*** Text block ***
Anyway, here's what I did:

The common way seems to use a tool called Fluentd, which allows you to collect logs form a various sources and transport them to anywhere you see fit - kind of ETL for logs.

I chose to send the logs to syslog server since I already had one running, but you could choose any of the output plugins from here: Output plugins. There are also a large set of additional plugins: All plugins

Step 1

Get a Fluentd setup that has the remote_syslog plugin installed. That does not come with the official docker image, but you can set it up yourself.

FROM fluent/fluentd:v1.14.0-1.0
USER root

# https://github.com/fluent-plugins-nursery/fluent-plugin-remote_syslog
RUN fluent-gem install fluent-plugin-remote_syslog

USER fluent

Build the image and push to your registry.

Step 2

Next setup a Fluentd deployment manifest with read-only volume claims to access pod logs. The actual files reside in /var/log/pods/* and the /var/log/containers contains actually symlinks. We need actual files. Those logs are owned by root on the host machine and plain fluent user won't have access to read them. We need to set some security contexts. For the sake of getting things working I have used root group for the fsGroup. Feel free to dig deeper and find/comment the most optimal solution for this security wise.
*** Dataset ***
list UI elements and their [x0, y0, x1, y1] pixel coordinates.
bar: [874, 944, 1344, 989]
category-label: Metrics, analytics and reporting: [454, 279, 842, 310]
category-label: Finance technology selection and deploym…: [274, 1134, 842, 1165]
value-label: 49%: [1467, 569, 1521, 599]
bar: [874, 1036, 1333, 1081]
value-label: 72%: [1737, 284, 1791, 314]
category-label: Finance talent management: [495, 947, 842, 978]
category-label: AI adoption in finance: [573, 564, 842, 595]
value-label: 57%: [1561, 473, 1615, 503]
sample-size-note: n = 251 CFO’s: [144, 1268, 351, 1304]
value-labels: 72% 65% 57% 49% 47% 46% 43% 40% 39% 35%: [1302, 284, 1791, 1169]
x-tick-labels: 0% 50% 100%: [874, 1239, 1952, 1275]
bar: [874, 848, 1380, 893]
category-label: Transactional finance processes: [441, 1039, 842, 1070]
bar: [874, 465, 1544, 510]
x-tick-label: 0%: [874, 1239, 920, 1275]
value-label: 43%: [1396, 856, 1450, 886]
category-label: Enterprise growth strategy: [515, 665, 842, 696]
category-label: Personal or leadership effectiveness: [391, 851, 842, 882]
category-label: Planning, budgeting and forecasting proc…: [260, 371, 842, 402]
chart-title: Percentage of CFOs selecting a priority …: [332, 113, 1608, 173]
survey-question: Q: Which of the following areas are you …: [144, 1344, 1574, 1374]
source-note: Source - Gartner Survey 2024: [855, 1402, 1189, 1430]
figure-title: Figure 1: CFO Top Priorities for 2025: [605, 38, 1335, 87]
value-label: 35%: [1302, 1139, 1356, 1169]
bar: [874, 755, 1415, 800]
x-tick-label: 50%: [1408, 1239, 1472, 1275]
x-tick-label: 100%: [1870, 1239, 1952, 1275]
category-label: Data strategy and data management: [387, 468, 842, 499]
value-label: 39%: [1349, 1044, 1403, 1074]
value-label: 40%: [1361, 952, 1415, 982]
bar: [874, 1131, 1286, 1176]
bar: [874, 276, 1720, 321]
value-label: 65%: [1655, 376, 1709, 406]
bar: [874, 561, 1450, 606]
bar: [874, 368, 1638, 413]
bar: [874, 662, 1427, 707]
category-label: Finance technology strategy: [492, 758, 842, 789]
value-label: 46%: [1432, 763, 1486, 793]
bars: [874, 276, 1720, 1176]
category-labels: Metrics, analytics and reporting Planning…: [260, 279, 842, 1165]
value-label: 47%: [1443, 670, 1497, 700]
***
Required work »
1. Reproduce the Fluentd logging text verbatim, from "The common way" to "it up yourself.".
2. List, in order, every non-blank line of the Dockerfile shown in the Fluentd logging text.

Expected responses »
1.
The common way seems to use a tool called Fluentd, which allows you to collect logs form a various sources and transport them to anywhere you see fit - kind of ETL for logs.

I chose to send the logs to syslog server since I already had one running, but you could choose any of the output plugins from here: Output plugins. There are also a large set of additional plugins: All plugins

Step 1

Get a Fluentd setup that has the remote_syslog plugin installed. That does not come with the official docker image, but you can set it up yourself.

2.
FROM fluent/fluentd:v1.14.0-1.0
USER root
# https://github.com/fluent-plugins-nursery/fluent-plugin-remote_syslog
RUN fluent-gem install fluent-plugin-remote_syslog
USER fluent